(What is required)
Locate each line with the string "navigator" in the listing below and copy it.

(Available data)
————————

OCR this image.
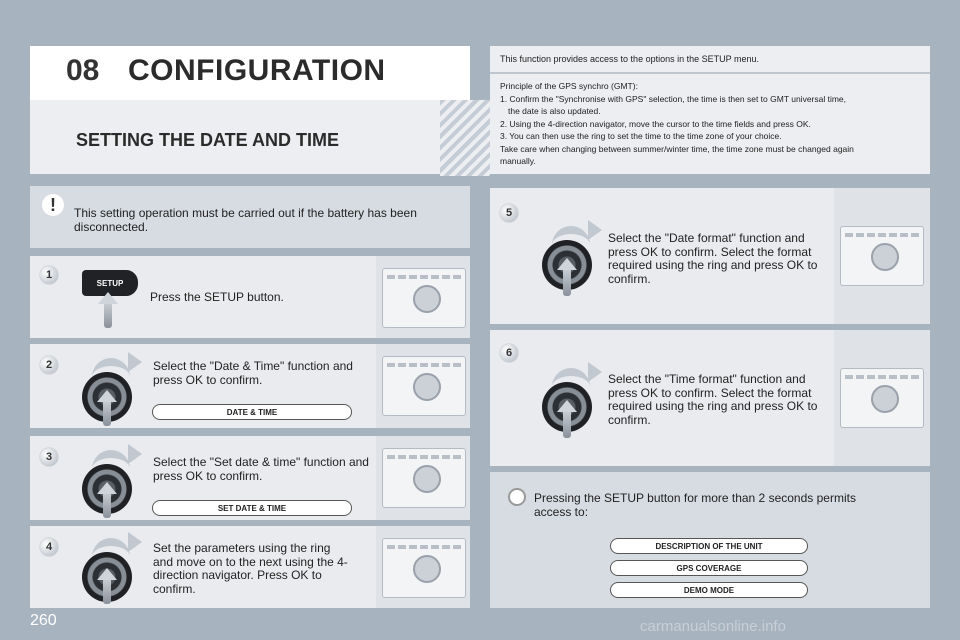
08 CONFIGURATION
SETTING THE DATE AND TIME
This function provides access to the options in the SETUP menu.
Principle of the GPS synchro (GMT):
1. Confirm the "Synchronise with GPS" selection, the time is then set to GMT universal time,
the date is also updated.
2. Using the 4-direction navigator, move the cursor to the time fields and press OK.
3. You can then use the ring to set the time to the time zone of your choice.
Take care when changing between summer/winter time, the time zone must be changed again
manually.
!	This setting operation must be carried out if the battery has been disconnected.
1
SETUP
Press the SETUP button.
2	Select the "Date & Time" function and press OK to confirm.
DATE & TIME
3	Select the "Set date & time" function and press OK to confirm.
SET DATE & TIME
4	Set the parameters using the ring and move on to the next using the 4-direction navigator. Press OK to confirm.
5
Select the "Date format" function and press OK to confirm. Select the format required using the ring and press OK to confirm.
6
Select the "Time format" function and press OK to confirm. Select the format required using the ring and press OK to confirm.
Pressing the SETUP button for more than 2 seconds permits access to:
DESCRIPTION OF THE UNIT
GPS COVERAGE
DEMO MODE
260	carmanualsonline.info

————————

(Expected answer)
2. Using the 4-direction navigator, move the cursor to the time fields and press OK.
4	Set the parameters using the ring and move on to the next using the 4-direction navigator. Press OK to confirm.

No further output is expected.